§ Goal: Present each line of the entries below that holds the word "работники".

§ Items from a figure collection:

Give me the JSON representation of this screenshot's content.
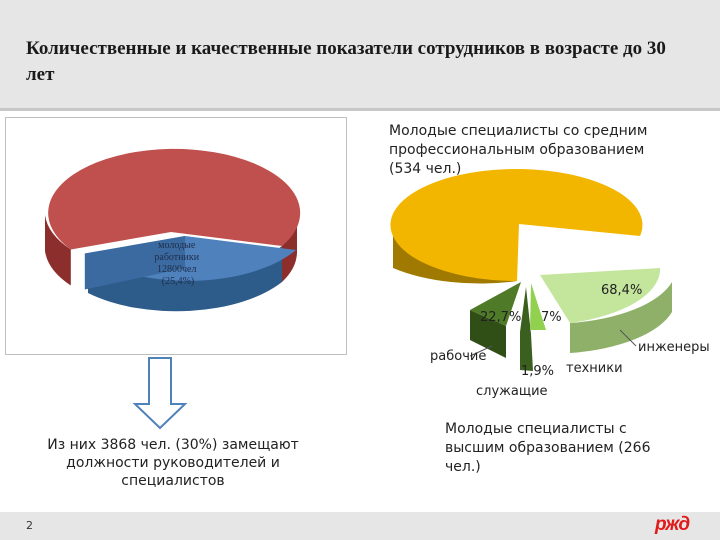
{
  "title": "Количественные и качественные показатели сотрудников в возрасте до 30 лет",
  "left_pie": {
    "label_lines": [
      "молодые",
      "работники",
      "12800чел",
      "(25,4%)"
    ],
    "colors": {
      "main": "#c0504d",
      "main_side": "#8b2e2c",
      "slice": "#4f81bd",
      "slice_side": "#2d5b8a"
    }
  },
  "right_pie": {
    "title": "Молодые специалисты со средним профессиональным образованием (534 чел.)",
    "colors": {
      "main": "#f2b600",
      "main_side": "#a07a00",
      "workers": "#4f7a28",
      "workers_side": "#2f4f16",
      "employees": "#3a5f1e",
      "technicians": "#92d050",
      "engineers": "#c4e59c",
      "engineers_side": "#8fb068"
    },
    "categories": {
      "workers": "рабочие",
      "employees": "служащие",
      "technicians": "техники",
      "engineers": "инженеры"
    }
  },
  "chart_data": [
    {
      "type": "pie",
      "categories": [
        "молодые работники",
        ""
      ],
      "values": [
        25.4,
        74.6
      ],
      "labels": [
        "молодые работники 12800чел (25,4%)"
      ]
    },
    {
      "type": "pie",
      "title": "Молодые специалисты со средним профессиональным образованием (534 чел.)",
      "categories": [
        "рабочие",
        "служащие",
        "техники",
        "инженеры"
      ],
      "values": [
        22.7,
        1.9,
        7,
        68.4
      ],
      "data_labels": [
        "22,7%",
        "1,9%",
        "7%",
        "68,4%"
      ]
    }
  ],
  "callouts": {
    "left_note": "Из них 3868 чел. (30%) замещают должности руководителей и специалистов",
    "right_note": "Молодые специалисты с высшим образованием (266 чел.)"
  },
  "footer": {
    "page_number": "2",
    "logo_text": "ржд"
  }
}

...

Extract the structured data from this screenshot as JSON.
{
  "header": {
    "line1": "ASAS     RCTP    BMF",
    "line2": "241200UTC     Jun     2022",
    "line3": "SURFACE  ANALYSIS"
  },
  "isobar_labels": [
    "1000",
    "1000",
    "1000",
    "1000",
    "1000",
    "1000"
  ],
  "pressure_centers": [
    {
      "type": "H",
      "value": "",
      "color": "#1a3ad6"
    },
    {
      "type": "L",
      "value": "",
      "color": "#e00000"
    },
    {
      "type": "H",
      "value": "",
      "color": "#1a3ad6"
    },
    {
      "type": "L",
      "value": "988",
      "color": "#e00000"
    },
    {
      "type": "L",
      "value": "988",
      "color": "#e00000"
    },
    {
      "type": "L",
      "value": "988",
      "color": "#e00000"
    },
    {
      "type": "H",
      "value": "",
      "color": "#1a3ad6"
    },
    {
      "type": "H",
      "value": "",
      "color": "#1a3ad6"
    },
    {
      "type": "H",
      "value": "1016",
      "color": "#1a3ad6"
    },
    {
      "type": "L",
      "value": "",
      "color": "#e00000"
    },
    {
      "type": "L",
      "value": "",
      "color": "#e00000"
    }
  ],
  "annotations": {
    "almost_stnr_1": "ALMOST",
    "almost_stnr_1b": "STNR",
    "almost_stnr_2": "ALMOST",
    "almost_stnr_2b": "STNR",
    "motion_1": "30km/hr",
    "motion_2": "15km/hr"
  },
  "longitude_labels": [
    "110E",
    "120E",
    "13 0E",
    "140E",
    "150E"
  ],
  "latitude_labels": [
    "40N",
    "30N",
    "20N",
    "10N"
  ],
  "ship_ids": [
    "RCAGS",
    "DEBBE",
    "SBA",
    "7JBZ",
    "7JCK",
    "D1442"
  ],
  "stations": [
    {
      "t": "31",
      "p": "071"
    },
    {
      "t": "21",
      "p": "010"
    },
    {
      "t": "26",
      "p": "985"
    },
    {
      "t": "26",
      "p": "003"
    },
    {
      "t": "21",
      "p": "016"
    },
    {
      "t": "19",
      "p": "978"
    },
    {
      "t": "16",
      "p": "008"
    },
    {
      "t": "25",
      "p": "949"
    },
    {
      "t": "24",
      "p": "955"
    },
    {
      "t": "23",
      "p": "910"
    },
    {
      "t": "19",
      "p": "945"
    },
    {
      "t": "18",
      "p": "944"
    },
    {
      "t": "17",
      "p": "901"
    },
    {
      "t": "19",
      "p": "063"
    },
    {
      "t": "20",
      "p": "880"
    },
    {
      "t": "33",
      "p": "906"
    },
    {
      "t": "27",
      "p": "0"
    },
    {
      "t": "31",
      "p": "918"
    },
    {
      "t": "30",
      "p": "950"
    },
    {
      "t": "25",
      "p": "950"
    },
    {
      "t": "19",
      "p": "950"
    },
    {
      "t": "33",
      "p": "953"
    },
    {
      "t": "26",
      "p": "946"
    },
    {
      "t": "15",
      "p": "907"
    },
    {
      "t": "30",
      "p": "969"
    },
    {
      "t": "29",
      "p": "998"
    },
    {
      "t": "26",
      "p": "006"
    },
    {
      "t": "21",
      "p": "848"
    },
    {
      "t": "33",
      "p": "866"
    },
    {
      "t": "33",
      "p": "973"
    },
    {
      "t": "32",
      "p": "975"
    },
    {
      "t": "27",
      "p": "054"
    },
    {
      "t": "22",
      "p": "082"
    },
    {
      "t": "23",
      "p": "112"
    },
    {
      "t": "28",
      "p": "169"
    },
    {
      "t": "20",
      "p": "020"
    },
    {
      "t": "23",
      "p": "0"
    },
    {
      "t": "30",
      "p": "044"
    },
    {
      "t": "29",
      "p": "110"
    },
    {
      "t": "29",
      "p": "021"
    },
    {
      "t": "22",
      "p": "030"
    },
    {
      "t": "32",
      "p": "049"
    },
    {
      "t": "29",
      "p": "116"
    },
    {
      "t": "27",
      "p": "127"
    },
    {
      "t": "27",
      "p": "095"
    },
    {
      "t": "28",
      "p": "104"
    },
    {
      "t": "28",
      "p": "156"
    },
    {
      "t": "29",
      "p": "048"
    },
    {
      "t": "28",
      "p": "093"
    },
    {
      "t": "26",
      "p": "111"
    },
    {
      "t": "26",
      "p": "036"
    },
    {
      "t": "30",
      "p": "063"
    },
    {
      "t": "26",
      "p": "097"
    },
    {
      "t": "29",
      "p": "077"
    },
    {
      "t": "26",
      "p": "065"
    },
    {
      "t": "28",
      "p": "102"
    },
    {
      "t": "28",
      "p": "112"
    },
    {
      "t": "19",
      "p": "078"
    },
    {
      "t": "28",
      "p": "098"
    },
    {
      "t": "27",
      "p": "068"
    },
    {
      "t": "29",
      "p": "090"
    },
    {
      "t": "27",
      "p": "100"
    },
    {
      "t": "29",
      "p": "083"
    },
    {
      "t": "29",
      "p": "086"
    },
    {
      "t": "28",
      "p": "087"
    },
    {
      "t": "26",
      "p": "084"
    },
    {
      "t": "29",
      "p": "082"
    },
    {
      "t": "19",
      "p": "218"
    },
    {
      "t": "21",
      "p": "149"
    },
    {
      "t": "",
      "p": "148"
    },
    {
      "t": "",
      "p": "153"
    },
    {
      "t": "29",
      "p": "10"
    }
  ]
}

§ The response:
      "работники",
        "молодые работники",
        "молодые работники 12800чел (25,4%)"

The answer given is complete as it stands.